╔══
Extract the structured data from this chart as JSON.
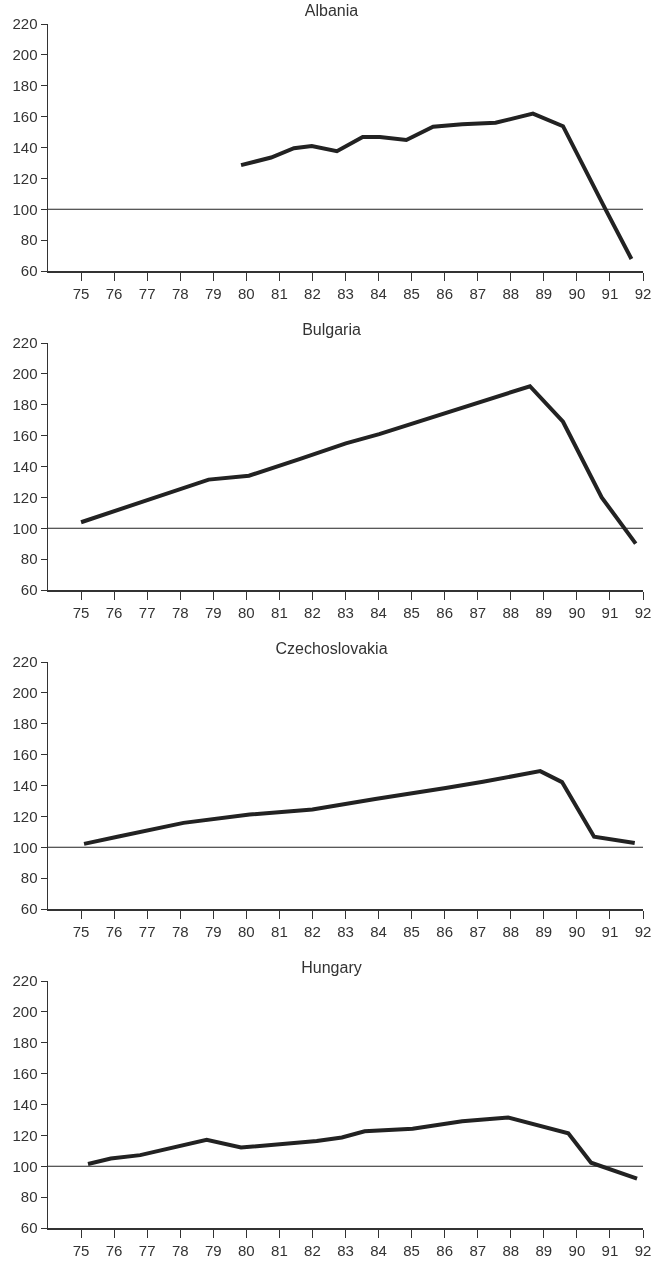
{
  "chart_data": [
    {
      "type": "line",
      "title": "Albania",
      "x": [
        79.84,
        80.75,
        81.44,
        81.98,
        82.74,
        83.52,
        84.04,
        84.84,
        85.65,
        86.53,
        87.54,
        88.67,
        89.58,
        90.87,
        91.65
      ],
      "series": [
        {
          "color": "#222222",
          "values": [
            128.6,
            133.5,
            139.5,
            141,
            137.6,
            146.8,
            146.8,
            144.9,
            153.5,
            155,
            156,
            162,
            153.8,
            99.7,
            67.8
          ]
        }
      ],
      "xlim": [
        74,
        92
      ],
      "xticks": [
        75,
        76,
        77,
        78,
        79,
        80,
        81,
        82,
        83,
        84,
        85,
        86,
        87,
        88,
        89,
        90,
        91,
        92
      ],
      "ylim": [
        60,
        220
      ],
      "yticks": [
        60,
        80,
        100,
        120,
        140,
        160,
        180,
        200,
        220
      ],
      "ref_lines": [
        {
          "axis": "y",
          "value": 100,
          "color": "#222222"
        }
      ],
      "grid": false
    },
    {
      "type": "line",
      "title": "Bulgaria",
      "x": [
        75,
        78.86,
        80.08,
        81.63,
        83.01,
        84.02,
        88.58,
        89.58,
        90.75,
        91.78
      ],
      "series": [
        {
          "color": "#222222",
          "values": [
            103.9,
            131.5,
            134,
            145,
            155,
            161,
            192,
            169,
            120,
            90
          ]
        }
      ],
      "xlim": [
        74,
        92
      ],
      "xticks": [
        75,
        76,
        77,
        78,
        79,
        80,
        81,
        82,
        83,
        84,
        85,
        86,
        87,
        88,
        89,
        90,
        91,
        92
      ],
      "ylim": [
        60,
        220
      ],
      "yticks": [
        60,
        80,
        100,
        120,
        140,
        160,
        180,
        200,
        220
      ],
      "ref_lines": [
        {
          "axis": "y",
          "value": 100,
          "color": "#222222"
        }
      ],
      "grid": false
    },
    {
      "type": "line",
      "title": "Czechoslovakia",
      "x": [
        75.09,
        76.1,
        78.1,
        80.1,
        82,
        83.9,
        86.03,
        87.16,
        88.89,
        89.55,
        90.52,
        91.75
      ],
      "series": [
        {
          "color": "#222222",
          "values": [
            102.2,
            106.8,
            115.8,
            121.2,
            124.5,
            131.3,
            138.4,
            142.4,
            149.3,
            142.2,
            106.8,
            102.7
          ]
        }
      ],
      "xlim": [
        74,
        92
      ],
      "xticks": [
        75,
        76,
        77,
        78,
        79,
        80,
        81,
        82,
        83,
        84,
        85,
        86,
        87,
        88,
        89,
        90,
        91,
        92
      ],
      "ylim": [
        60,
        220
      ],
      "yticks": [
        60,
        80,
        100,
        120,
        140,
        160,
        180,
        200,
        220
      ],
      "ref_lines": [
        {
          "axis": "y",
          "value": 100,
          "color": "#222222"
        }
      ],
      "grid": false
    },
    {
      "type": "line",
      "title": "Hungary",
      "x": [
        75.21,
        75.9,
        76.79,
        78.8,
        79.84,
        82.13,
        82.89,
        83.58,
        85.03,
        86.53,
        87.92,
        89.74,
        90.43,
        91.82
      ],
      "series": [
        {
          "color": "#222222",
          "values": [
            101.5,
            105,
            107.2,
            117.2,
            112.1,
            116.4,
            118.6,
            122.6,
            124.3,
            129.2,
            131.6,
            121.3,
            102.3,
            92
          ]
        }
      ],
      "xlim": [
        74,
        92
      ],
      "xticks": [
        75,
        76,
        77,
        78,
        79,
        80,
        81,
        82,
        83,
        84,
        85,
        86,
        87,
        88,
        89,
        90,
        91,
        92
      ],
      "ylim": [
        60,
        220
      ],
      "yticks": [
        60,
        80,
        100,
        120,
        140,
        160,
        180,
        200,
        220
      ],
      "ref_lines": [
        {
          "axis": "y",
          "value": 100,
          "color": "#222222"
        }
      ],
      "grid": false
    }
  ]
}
╚══
§ Written instruction:
Reproduce every entry word for word, but skip any pictures.

§ Full solution:
Extract the structured data from this chart as JSON.
{
  "chart_data": [
    {
      "type": "line",
      "title": "Albania",
      "x": [
        79.84,
        80.75,
        81.44,
        81.98,
        82.74,
        83.52,
        84.04,
        84.84,
        85.65,
        86.53,
        87.54,
        88.67,
        89.58,
        90.87,
        91.65
      ],
      "series": [
        {
          "color": "#222222",
          "values": [
            128.6,
            133.5,
            139.5,
            141,
            137.6,
            146.8,
            146.8,
            144.9,
            153.5,
            155,
            156,
            162,
            153.8,
            99.7,
            67.8
          ]
        }
      ],
      "xlim": [
        74,
        92
      ],
      "xticks": [
        75,
        76,
        77,
        78,
        79,
        80,
        81,
        82,
        83,
        84,
        85,
        86,
        87,
        88,
        89,
        90,
        91,
        92
      ],
      "ylim": [
        60,
        220
      ],
      "yticks": [
        60,
        80,
        100,
        120,
        140,
        160,
        180,
        200,
        220
      ],
      "ref_lines": [
        {
          "axis": "y",
          "value": 100,
          "color": "#222222"
        }
      ],
      "grid": false
    },
    {
      "type": "line",
      "title": "Bulgaria",
      "x": [
        75,
        78.86,
        80.08,
        81.63,
        83.01,
        84.02,
        88.58,
        89.58,
        90.75,
        91.78
      ],
      "series": [
        {
          "color": "#222222",
          "values": [
            103.9,
            131.5,
            134,
            145,
            155,
            161,
            192,
            169,
            120,
            90
          ]
        }
      ],
      "xlim": [
        74,
        92
      ],
      "xticks": [
        75,
        76,
        77,
        78,
        79,
        80,
        81,
        82,
        83,
        84,
        85,
        86,
        87,
        88,
        89,
        90,
        91,
        92
      ],
      "ylim": [
        60,
        220
      ],
      "yticks": [
        60,
        80,
        100,
        120,
        140,
        160,
        180,
        200,
        220
      ],
      "ref_lines": [
        {
          "axis": "y",
          "value": 100,
          "color": "#222222"
        }
      ],
      "grid": false
    },
    {
      "type": "line",
      "title": "Czechoslovakia",
      "x": [
        75.09,
        76.1,
        78.1,
        80.1,
        82,
        83.9,
        86.03,
        87.16,
        88.89,
        89.55,
        90.52,
        91.75
      ],
      "series": [
        {
          "color": "#222222",
          "values": [
            102.2,
            106.8,
            115.8,
            121.2,
            124.5,
            131.3,
            138.4,
            142.4,
            149.3,
            142.2,
            106.8,
            102.7
          ]
        }
      ],
      "xlim": [
        74,
        92
      ],
      "xticks": [
        75,
        76,
        77,
        78,
        79,
        80,
        81,
        82,
        83,
        84,
        85,
        86,
        87,
        88,
        89,
        90,
        91,
        92
      ],
      "ylim": [
        60,
        220
      ],
      "yticks": [
        60,
        80,
        100,
        120,
        140,
        160,
        180,
        200,
        220
      ],
      "ref_lines": [
        {
          "axis": "y",
          "value": 100,
          "color": "#222222"
        }
      ],
      "grid": false
    },
    {
      "type": "line",
      "title": "Hungary",
      "x": [
        75.21,
        75.9,
        76.79,
        78.8,
        79.84,
        82.13,
        82.89,
        83.58,
        85.03,
        86.53,
        87.92,
        89.74,
        90.43,
        91.82
      ],
      "series": [
        {
          "color": "#222222",
          "values": [
            101.5,
            105,
            107.2,
            117.2,
            112.1,
            116.4,
            118.6,
            122.6,
            124.3,
            129.2,
            131.6,
            121.3,
            102.3,
            92
          ]
        }
      ],
      "xlim": [
        74,
        92
      ],
      "xticks": [
        75,
        76,
        77,
        78,
        79,
        80,
        81,
        82,
        83,
        84,
        85,
        86,
        87,
        88,
        89,
        90,
        91,
        92
      ],
      "ylim": [
        60,
        220
      ],
      "yticks": [
        60,
        80,
        100,
        120,
        140,
        160,
        180,
        200,
        220
      ],
      "ref_lines": [
        {
          "axis": "y",
          "value": 100,
          "color": "#222222"
        }
      ],
      "grid": false
    }
  ]
}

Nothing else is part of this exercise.